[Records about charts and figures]
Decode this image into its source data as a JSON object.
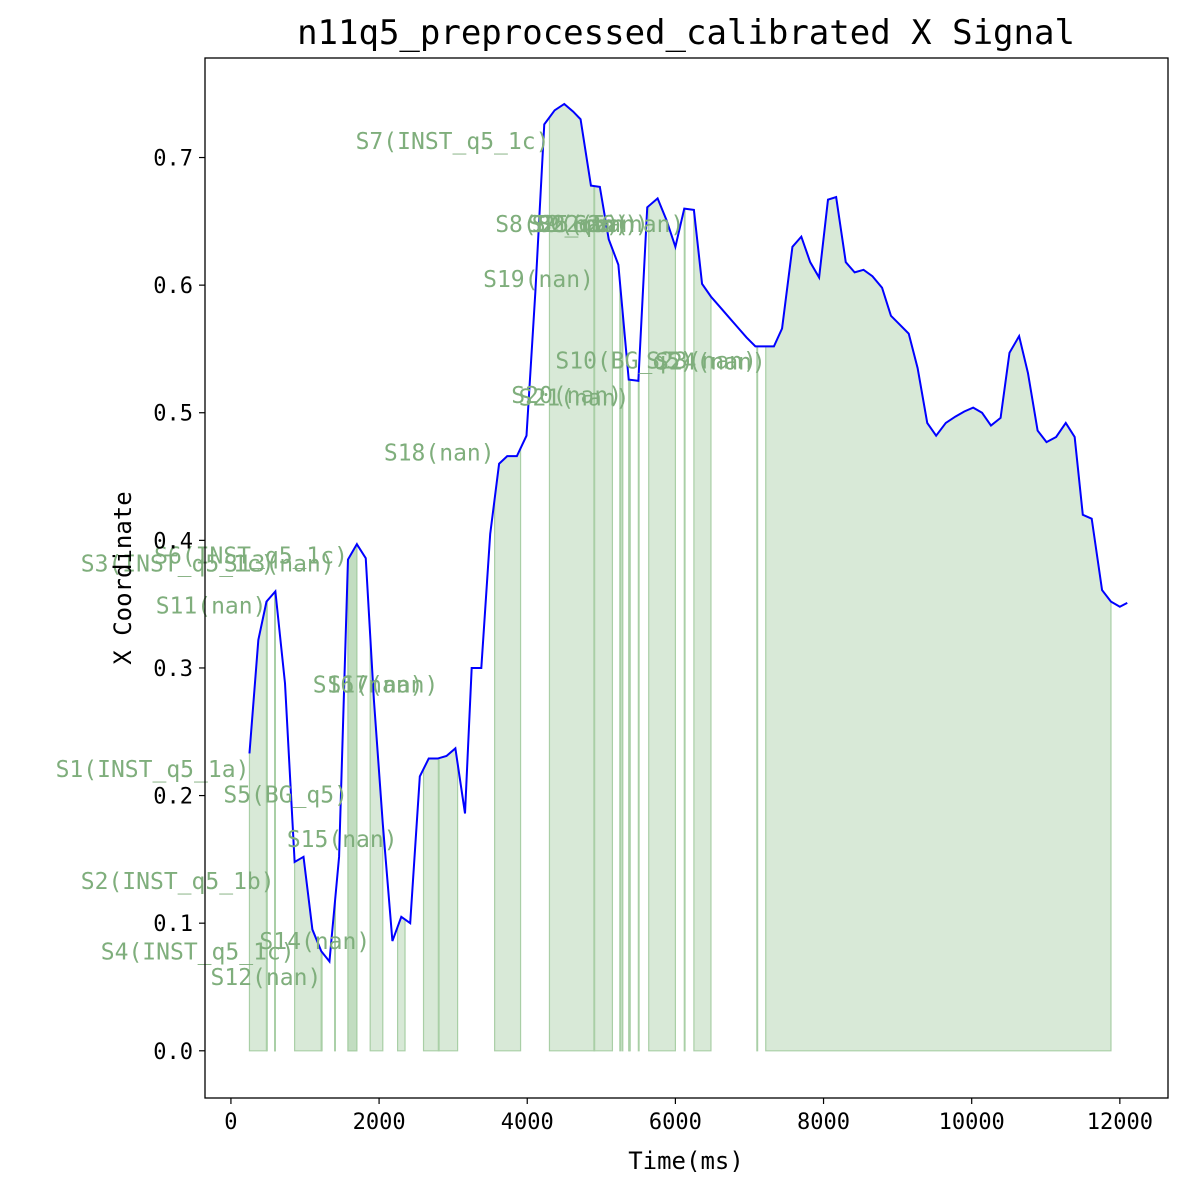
{
  "chart_data": {
    "type": "line",
    "title": "n11q5_preprocessed_calibrated X Signal",
    "xlabel": "Time(ms)",
    "ylabel": "X Coordinate",
    "xlim": [
      -350,
      12650
    ],
    "ylim": [
      -0.037,
      0.778
    ],
    "xticks": [
      0,
      2000,
      4000,
      6000,
      8000,
      10000,
      12000
    ],
    "xtick_labels": [
      "0",
      "2000",
      "4000",
      "6000",
      "8000",
      "10000",
      "12000"
    ],
    "yticks": [
      0.0,
      0.1,
      0.2,
      0.3,
      0.4,
      0.5,
      0.6,
      0.7
    ],
    "ytick_labels": [
      "0.0",
      "0.1",
      "0.2",
      "0.3",
      "0.4",
      "0.5",
      "0.6",
      "0.7"
    ],
    "grid": false,
    "line_color": "#0000ff",
    "fill_color": "#a9cfa6",
    "label_color": "#7fae7c",
    "series": [
      {
        "x": [
          250,
          370,
          480,
          600,
          730,
          860,
          980,
          1100,
          1220,
          1330,
          1460,
          1580,
          1700,
          1820,
          1930,
          2050,
          2180,
          2300,
          2420,
          2550,
          2670,
          2790,
          2910,
          3030,
          3160,
          3250,
          3380,
          3500,
          3620,
          3730,
          3860,
          3990,
          4110,
          4230,
          4370,
          4500,
          4620,
          4720,
          4860,
          4980,
          5100,
          5230,
          5370,
          5500,
          5620,
          5760,
          5880,
          6000,
          6120,
          6250,
          6360,
          6480,
          6600,
          6720,
          6840,
          6960,
          7080,
          7210,
          7330,
          7440,
          7580,
          7700,
          7820,
          7940,
          8060,
          8170,
          8300,
          8420,
          8540,
          8660,
          8790,
          8910,
          9030,
          9150,
          9270,
          9400,
          9520,
          9650,
          9780,
          9900,
          10020,
          10140,
          10260,
          10390,
          10510,
          10640,
          10760,
          10890,
          11010,
          11140,
          11270,
          11390,
          11500,
          11620,
          11760,
          11880,
          12000,
          12100
        ],
        "y": [
          0.233,
          0.322,
          0.352,
          0.36,
          0.288,
          0.148,
          0.152,
          0.095,
          0.078,
          0.07,
          0.152,
          0.385,
          0.397,
          0.386,
          0.275,
          0.178,
          0.086,
          0.105,
          0.1,
          0.215,
          0.229,
          0.229,
          0.231,
          0.237,
          0.186,
          0.3,
          0.3,
          0.405,
          0.46,
          0.466,
          0.466,
          0.482,
          0.595,
          0.726,
          0.737,
          0.742,
          0.736,
          0.73,
          0.678,
          0.677,
          0.636,
          0.616,
          0.526,
          0.525,
          0.661,
          0.668,
          0.651,
          0.63,
          0.66,
          0.659,
          0.601,
          0.591,
          0.583,
          0.575,
          0.567,
          0.559,
          0.552,
          0.552,
          0.552,
          0.566,
          0.63,
          0.638,
          0.618,
          0.606,
          0.667,
          0.669,
          0.618,
          0.61,
          0.612,
          0.607,
          0.598,
          0.576,
          0.569,
          0.562,
          0.535,
          0.492,
          0.482,
          0.492,
          0.497,
          0.501,
          0.504,
          0.5,
          0.49,
          0.496,
          0.547,
          0.56,
          0.531,
          0.486,
          0.477,
          0.481,
          0.492,
          0.481,
          0.42,
          0.417,
          0.361,
          0.352,
          0.348,
          0.351
        ]
      }
    ],
    "segments": [
      {
        "label": "S1(INST_q5_1a)",
        "start": 250,
        "end": 480,
        "label_x": 250,
        "label_y": 0.221
      },
      {
        "label": "S2(INST_q5_1b)",
        "start": 590,
        "end": 600,
        "label_x": 590,
        "label_y": 0.133
      },
      {
        "label": "S3(INST_q5_1c)",
        "start": 590,
        "end": 600,
        "label_x": 590,
        "label_y": 0.382
      },
      {
        "label": "S4(INST_q5_1c)",
        "start": 860,
        "end": 1220,
        "label_x": 860,
        "label_y": 0.078
      },
      {
        "label": "S5(BG_q5)",
        "start": 1580,
        "end": 1700,
        "label_x": 1580,
        "label_y": 0.201
      },
      {
        "label": "S6(INST_q5_1c)",
        "start": 1580,
        "end": 1700,
        "label_x": 1580,
        "label_y": 0.388
      },
      {
        "label": "S7(INST_q5_1c)",
        "start": 4300,
        "end": 5150,
        "label_x": 4300,
        "label_y": 0.713
      },
      {
        "label": "S8(BG_q5)",
        "start": 5250,
        "end": 5260,
        "label_x": 5250,
        "label_y": 0.648
      },
      {
        "label": "S9(nan)",
        "start": 5370,
        "end": 5380,
        "label_x": 5370,
        "label_y": 0.648
      },
      {
        "label": "S10(BG_q5)",
        "start": 6250,
        "end": 6480,
        "label_x": 6250,
        "label_y": 0.541
      },
      {
        "label": "S11(nan)",
        "start": 480,
        "end": 490,
        "label_x": 480,
        "label_y": 0.349
      },
      {
        "label": "S12(nan)",
        "start": 1220,
        "end": 1230,
        "label_x": 1220,
        "label_y": 0.058
      },
      {
        "label": "S13(nan)",
        "start": 1400,
        "end": 1410,
        "label_x": 1400,
        "label_y": 0.382
      },
      {
        "label": "S14(nan)",
        "start": 1880,
        "end": 2050,
        "label_x": 1880,
        "label_y": 0.086
      },
      {
        "label": "S15(nan)",
        "start": 2250,
        "end": 2350,
        "label_x": 2250,
        "label_y": 0.166
      },
      {
        "label": "S16(nan)",
        "start": 2600,
        "end": 3060,
        "label_x": 2600,
        "label_y": 0.287
      },
      {
        "label": "S17(nan)",
        "start": 2800,
        "end": 2810,
        "label_x": 2800,
        "label_y": 0.287
      },
      {
        "label": "S18(nan)",
        "start": 3560,
        "end": 3910,
        "label_x": 3560,
        "label_y": 0.469
      },
      {
        "label": "S19(nan)",
        "start": 4900,
        "end": 4910,
        "label_x": 4900,
        "label_y": 0.605
      },
      {
        "label": "S20(nan)",
        "start": 5280,
        "end": 5290,
        "label_x": 5280,
        "label_y": 0.514
      },
      {
        "label": "S21(nan)",
        "start": 5380,
        "end": 5390,
        "label_x": 5380,
        "label_y": 0.512
      },
      {
        "label": "S22(nan)",
        "start": 5640,
        "end": 6000,
        "label_x": 5640,
        "label_y": 0.648
      },
      {
        "label": "S23(nan)",
        "start": 7100,
        "end": 7110,
        "label_x": 7100,
        "label_y": 0.541
      },
      {
        "label": "S24(nan)",
        "start": 7220,
        "end": 11880,
        "label_x": 7220,
        "label_y": 0.54
      },
      {
        "label": "S25(nan)",
        "start": 5500,
        "end": 5510,
        "label_x": 5500,
        "label_y": 0.648
      },
      {
        "label": "S26(nan)",
        "start": 6120,
        "end": 6130,
        "label_x": 6120,
        "label_y": 0.648
      }
    ]
  }
}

> _What to produce_:
Leave the images out, please, and restate each line word for word.

> _Solution to the exercise_:
Decode this image into its source data as a JSON object.
{
  "chart_data": {
    "type": "line",
    "title": "n11q5_preprocessed_calibrated X Signal",
    "xlabel": "Time(ms)",
    "ylabel": "X Coordinate",
    "xlim": [
      -350,
      12650
    ],
    "ylim": [
      -0.037,
      0.778
    ],
    "xticks": [
      0,
      2000,
      4000,
      6000,
      8000,
      10000,
      12000
    ],
    "xtick_labels": [
      "0",
      "2000",
      "4000",
      "6000",
      "8000",
      "10000",
      "12000"
    ],
    "yticks": [
      0.0,
      0.1,
      0.2,
      0.3,
      0.4,
      0.5,
      0.6,
      0.7
    ],
    "ytick_labels": [
      "0.0",
      "0.1",
      "0.2",
      "0.3",
      "0.4",
      "0.5",
      "0.6",
      "0.7"
    ],
    "grid": false,
    "line_color": "#0000ff",
    "fill_color": "#a9cfa6",
    "label_color": "#7fae7c",
    "series": [
      {
        "x": [
          250,
          370,
          480,
          600,
          730,
          860,
          980,
          1100,
          1220,
          1330,
          1460,
          1580,
          1700,
          1820,
          1930,
          2050,
          2180,
          2300,
          2420,
          2550,
          2670,
          2790,
          2910,
          3030,
          3160,
          3250,
          3380,
          3500,
          3620,
          3730,
          3860,
          3990,
          4110,
          4230,
          4370,
          4500,
          4620,
          4720,
          4860,
          4980,
          5100,
          5230,
          5370,
          5500,
          5620,
          5760,
          5880,
          6000,
          6120,
          6250,
          6360,
          6480,
          6600,
          6720,
          6840,
          6960,
          7080,
          7210,
          7330,
          7440,
          7580,
          7700,
          7820,
          7940,
          8060,
          8170,
          8300,
          8420,
          8540,
          8660,
          8790,
          8910,
          9030,
          9150,
          9270,
          9400,
          9520,
          9650,
          9780,
          9900,
          10020,
          10140,
          10260,
          10390,
          10510,
          10640,
          10760,
          10890,
          11010,
          11140,
          11270,
          11390,
          11500,
          11620,
          11760,
          11880,
          12000,
          12100
        ],
        "y": [
          0.233,
          0.322,
          0.352,
          0.36,
          0.288,
          0.148,
          0.152,
          0.095,
          0.078,
          0.07,
          0.152,
          0.385,
          0.397,
          0.386,
          0.275,
          0.178,
          0.086,
          0.105,
          0.1,
          0.215,
          0.229,
          0.229,
          0.231,
          0.237,
          0.186,
          0.3,
          0.3,
          0.405,
          0.46,
          0.466,
          0.466,
          0.482,
          0.595,
          0.726,
          0.737,
          0.742,
          0.736,
          0.73,
          0.678,
          0.677,
          0.636,
          0.616,
          0.526,
          0.525,
          0.661,
          0.668,
          0.651,
          0.63,
          0.66,
          0.659,
          0.601,
          0.591,
          0.583,
          0.575,
          0.567,
          0.559,
          0.552,
          0.552,
          0.552,
          0.566,
          0.63,
          0.638,
          0.618,
          0.606,
          0.667,
          0.669,
          0.618,
          0.61,
          0.612,
          0.607,
          0.598,
          0.576,
          0.569,
          0.562,
          0.535,
          0.492,
          0.482,
          0.492,
          0.497,
          0.501,
          0.504,
          0.5,
          0.49,
          0.496,
          0.547,
          0.56,
          0.531,
          0.486,
          0.477,
          0.481,
          0.492,
          0.481,
          0.42,
          0.417,
          0.361,
          0.352,
          0.348,
          0.351
        ]
      }
    ],
    "segments": [
      {
        "label": "S1(INST_q5_1a)",
        "start": 250,
        "end": 480,
        "label_x": 250,
        "label_y": 0.221
      },
      {
        "label": "S2(INST_q5_1b)",
        "start": 590,
        "end": 600,
        "label_x": 590,
        "label_y": 0.133
      },
      {
        "label": "S3(INST_q5_1c)",
        "start": 590,
        "end": 600,
        "label_x": 590,
        "label_y": 0.382
      },
      {
        "label": "S4(INST_q5_1c)",
        "start": 860,
        "end": 1220,
        "label_x": 860,
        "label_y": 0.078
      },
      {
        "label": "S5(BG_q5)",
        "start": 1580,
        "end": 1700,
        "label_x": 1580,
        "label_y": 0.201
      },
      {
        "label": "S6(INST_q5_1c)",
        "start": 1580,
        "end": 1700,
        "label_x": 1580,
        "label_y": 0.388
      },
      {
        "label": "S7(INST_q5_1c)",
        "start": 4300,
        "end": 5150,
        "label_x": 4300,
        "label_y": 0.713
      },
      {
        "label": "S8(BG_q5)",
        "start": 5250,
        "end": 5260,
        "label_x": 5250,
        "label_y": 0.648
      },
      {
        "label": "S9(nan)",
        "start": 5370,
        "end": 5380,
        "label_x": 5370,
        "label_y": 0.648
      },
      {
        "label": "S10(BG_q5)",
        "start": 6250,
        "end": 6480,
        "label_x": 6250,
        "label_y": 0.541
      },
      {
        "label": "S11(nan)",
        "start": 480,
        "end": 490,
        "label_x": 480,
        "label_y": 0.349
      },
      {
        "label": "S12(nan)",
        "start": 1220,
        "end": 1230,
        "label_x": 1220,
        "label_y": 0.058
      },
      {
        "label": "S13(nan)",
        "start": 1400,
        "end": 1410,
        "label_x": 1400,
        "label_y": 0.382
      },
      {
        "label": "S14(nan)",
        "start": 1880,
        "end": 2050,
        "label_x": 1880,
        "label_y": 0.086
      },
      {
        "label": "S15(nan)",
        "start": 2250,
        "end": 2350,
        "label_x": 2250,
        "label_y": 0.166
      },
      {
        "label": "S16(nan)",
        "start": 2600,
        "end": 3060,
        "label_x": 2600,
        "label_y": 0.287
      },
      {
        "label": "S17(nan)",
        "start": 2800,
        "end": 2810,
        "label_x": 2800,
        "label_y": 0.287
      },
      {
        "label": "S18(nan)",
        "start": 3560,
        "end": 3910,
        "label_x": 3560,
        "label_y": 0.469
      },
      {
        "label": "S19(nan)",
        "start": 4900,
        "end": 4910,
        "label_x": 4900,
        "label_y": 0.605
      },
      {
        "label": "S20(nan)",
        "start": 5280,
        "end": 5290,
        "label_x": 5280,
        "label_y": 0.514
      },
      {
        "label": "S21(nan)",
        "start": 5380,
        "end": 5390,
        "label_x": 5380,
        "label_y": 0.512
      },
      {
        "label": "S22(nan)",
        "start": 5640,
        "end": 6000,
        "label_x": 5640,
        "label_y": 0.648
      },
      {
        "label": "S23(nan)",
        "start": 7100,
        "end": 7110,
        "label_x": 7100,
        "label_y": 0.541
      },
      {
        "label": "S24(nan)",
        "start": 7220,
        "end": 11880,
        "label_x": 7220,
        "label_y": 0.54
      },
      {
        "label": "S25(nan)",
        "start": 5500,
        "end": 5510,
        "label_x": 5500,
        "label_y": 0.648
      },
      {
        "label": "S26(nan)",
        "start": 6120,
        "end": 6130,
        "label_x": 6120,
        "label_y": 0.648
      }
    ]
  }
}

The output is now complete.